** Begin THE DATA **

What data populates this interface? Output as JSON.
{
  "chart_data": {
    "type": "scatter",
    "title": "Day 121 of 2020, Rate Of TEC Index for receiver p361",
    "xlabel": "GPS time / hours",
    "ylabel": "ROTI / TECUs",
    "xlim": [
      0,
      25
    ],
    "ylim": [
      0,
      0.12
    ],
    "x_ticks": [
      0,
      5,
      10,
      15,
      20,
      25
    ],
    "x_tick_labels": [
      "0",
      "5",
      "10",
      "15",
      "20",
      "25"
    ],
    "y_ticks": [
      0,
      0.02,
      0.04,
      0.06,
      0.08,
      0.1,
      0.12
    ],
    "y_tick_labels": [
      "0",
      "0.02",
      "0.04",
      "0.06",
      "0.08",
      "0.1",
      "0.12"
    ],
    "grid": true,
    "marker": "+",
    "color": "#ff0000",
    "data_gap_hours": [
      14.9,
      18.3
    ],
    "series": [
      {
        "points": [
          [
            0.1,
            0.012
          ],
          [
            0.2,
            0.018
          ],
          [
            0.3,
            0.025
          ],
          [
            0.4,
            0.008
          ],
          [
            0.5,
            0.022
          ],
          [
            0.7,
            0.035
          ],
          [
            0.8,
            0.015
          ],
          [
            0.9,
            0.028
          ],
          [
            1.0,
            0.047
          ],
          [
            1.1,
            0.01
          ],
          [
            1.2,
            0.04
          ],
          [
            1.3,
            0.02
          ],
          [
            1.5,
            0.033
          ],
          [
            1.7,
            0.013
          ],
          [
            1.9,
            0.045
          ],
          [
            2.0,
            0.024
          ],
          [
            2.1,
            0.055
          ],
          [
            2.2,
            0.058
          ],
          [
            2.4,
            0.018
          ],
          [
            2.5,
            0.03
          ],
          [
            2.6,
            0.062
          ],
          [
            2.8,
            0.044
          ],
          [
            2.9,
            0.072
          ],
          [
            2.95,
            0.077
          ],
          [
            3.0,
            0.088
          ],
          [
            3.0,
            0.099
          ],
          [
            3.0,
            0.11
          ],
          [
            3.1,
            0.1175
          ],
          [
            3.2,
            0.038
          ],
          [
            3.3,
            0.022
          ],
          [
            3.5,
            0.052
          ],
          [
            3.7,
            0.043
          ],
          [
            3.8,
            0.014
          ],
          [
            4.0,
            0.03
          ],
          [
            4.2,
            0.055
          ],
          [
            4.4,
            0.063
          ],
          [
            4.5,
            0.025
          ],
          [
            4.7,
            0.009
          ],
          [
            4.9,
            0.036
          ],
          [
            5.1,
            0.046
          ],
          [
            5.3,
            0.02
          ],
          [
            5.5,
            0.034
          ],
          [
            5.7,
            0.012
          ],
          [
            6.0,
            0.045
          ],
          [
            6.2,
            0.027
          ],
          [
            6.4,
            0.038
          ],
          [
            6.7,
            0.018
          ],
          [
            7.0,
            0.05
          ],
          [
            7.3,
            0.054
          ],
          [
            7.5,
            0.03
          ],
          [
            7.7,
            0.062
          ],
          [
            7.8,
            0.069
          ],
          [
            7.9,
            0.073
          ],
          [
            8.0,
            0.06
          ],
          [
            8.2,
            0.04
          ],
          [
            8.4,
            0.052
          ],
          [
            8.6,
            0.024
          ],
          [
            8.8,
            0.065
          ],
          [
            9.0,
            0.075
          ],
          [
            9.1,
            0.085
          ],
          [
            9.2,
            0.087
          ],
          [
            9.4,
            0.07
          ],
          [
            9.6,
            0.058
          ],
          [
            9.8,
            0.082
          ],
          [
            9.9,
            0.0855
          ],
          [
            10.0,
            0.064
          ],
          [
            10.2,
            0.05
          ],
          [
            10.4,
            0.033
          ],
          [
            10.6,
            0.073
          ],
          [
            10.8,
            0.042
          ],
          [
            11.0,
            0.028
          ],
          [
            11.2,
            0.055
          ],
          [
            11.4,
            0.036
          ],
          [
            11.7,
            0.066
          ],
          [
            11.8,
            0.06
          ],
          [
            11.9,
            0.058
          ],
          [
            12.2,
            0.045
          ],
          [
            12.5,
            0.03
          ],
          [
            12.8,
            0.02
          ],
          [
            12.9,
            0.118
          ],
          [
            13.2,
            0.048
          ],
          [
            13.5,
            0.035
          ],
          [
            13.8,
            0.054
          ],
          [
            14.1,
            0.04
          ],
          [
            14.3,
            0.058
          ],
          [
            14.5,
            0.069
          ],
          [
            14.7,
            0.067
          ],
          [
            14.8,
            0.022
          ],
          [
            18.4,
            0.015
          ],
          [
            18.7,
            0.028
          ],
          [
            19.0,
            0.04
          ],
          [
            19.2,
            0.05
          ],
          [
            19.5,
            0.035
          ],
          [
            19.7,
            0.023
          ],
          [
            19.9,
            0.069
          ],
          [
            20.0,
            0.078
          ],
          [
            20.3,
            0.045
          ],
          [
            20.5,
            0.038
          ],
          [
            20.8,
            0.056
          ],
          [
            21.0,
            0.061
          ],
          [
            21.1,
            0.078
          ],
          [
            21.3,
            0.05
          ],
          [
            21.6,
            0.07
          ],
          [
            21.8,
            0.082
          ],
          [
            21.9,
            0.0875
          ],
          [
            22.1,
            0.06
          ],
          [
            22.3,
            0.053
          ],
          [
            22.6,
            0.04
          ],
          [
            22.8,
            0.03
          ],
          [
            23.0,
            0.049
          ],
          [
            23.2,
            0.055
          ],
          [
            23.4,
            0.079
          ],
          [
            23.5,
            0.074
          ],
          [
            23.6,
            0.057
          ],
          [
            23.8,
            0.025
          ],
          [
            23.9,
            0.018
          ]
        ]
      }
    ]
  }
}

** End THE DATA **

> **TO DO**
Transcribe every entry exactly.

> **TASK RESULT**
What data populates this interface? Output as JSON.
{
  "chart_data": {
    "type": "scatter",
    "title": "Day 121 of 2020, Rate Of TEC Index for receiver p361",
    "xlabel": "GPS time / hours",
    "ylabel": "ROTI / TECUs",
    "xlim": [
      0,
      25
    ],
    "ylim": [
      0,
      0.12
    ],
    "x_ticks": [
      0,
      5,
      10,
      15,
      20,
      25
    ],
    "x_tick_labels": [
      "0",
      "5",
      "10",
      "15",
      "20",
      "25"
    ],
    "y_ticks": [
      0,
      0.02,
      0.04,
      0.06,
      0.08,
      0.1,
      0.12
    ],
    "y_tick_labels": [
      "0",
      "0.02",
      "0.04",
      "0.06",
      "0.08",
      "0.1",
      "0.12"
    ],
    "grid": true,
    "marker": "+",
    "color": "#ff0000",
    "data_gap_hours": [
      14.9,
      18.3
    ],
    "series": [
      {
        "points": [
          [
            0.1,
            0.012
          ],
          [
            0.2,
            0.018
          ],
          [
            0.3,
            0.025
          ],
          [
            0.4,
            0.008
          ],
          [
            0.5,
            0.022
          ],
          [
            0.7,
            0.035
          ],
          [
            0.8,
            0.015
          ],
          [
            0.9,
            0.028
          ],
          [
            1.0,
            0.047
          ],
          [
            1.1,
            0.01
          ],
          [
            1.2,
            0.04
          ],
          [
            1.3,
            0.02
          ],
          [
            1.5,
            0.033
          ],
          [
            1.7,
            0.013
          ],
          [
            1.9,
            0.045
          ],
          [
            2.0,
            0.024
          ],
          [
            2.1,
            0.055
          ],
          [
            2.2,
            0.058
          ],
          [
            2.4,
            0.018
          ],
          [
            2.5,
            0.03
          ],
          [
            2.6,
            0.062
          ],
          [
            2.8,
            0.044
          ],
          [
            2.9,
            0.072
          ],
          [
            2.95,
            0.077
          ],
          [
            3.0,
            0.088
          ],
          [
            3.0,
            0.099
          ],
          [
            3.0,
            0.11
          ],
          [
            3.1,
            0.1175
          ],
          [
            3.2,
            0.038
          ],
          [
            3.3,
            0.022
          ],
          [
            3.5,
            0.052
          ],
          [
            3.7,
            0.043
          ],
          [
            3.8,
            0.014
          ],
          [
            4.0,
            0.03
          ],
          [
            4.2,
            0.055
          ],
          [
            4.4,
            0.063
          ],
          [
            4.5,
            0.025
          ],
          [
            4.7,
            0.009
          ],
          [
            4.9,
            0.036
          ],
          [
            5.1,
            0.046
          ],
          [
            5.3,
            0.02
          ],
          [
            5.5,
            0.034
          ],
          [
            5.7,
            0.012
          ],
          [
            6.0,
            0.045
          ],
          [
            6.2,
            0.027
          ],
          [
            6.4,
            0.038
          ],
          [
            6.7,
            0.018
          ],
          [
            7.0,
            0.05
          ],
          [
            7.3,
            0.054
          ],
          [
            7.5,
            0.03
          ],
          [
            7.7,
            0.062
          ],
          [
            7.8,
            0.069
          ],
          [
            7.9,
            0.073
          ],
          [
            8.0,
            0.06
          ],
          [
            8.2,
            0.04
          ],
          [
            8.4,
            0.052
          ],
          [
            8.6,
            0.024
          ],
          [
            8.8,
            0.065
          ],
          [
            9.0,
            0.075
          ],
          [
            9.1,
            0.085
          ],
          [
            9.2,
            0.087
          ],
          [
            9.4,
            0.07
          ],
          [
            9.6,
            0.058
          ],
          [
            9.8,
            0.082
          ],
          [
            9.9,
            0.0855
          ],
          [
            10.0,
            0.064
          ],
          [
            10.2,
            0.05
          ],
          [
            10.4,
            0.033
          ],
          [
            10.6,
            0.073
          ],
          [
            10.8,
            0.042
          ],
          [
            11.0,
            0.028
          ],
          [
            11.2,
            0.055
          ],
          [
            11.4,
            0.036
          ],
          [
            11.7,
            0.066
          ],
          [
            11.8,
            0.06
          ],
          [
            11.9,
            0.058
          ],
          [
            12.2,
            0.045
          ],
          [
            12.5,
            0.03
          ],
          [
            12.8,
            0.02
          ],
          [
            12.9,
            0.118
          ],
          [
            13.2,
            0.048
          ],
          [
            13.5,
            0.035
          ],
          [
            13.8,
            0.054
          ],
          [
            14.1,
            0.04
          ],
          [
            14.3,
            0.058
          ],
          [
            14.5,
            0.069
          ],
          [
            14.7,
            0.067
          ],
          [
            14.8,
            0.022
          ],
          [
            18.4,
            0.015
          ],
          [
            18.7,
            0.028
          ],
          [
            19.0,
            0.04
          ],
          [
            19.2,
            0.05
          ],
          [
            19.5,
            0.035
          ],
          [
            19.7,
            0.023
          ],
          [
            19.9,
            0.069
          ],
          [
            20.0,
            0.078
          ],
          [
            20.3,
            0.045
          ],
          [
            20.5,
            0.038
          ],
          [
            20.8,
            0.056
          ],
          [
            21.0,
            0.061
          ],
          [
            21.1,
            0.078
          ],
          [
            21.3,
            0.05
          ],
          [
            21.6,
            0.07
          ],
          [
            21.8,
            0.082
          ],
          [
            21.9,
            0.0875
          ],
          [
            22.1,
            0.06
          ],
          [
            22.3,
            0.053
          ],
          [
            22.6,
            0.04
          ],
          [
            22.8,
            0.03
          ],
          [
            23.0,
            0.049
          ],
          [
            23.2,
            0.055
          ],
          [
            23.4,
            0.079
          ],
          [
            23.5,
            0.074
          ],
          [
            23.6,
            0.057
          ],
          [
            23.8,
            0.025
          ],
          [
            23.9,
            0.018
          ]
        ]
      }
    ]
  }
}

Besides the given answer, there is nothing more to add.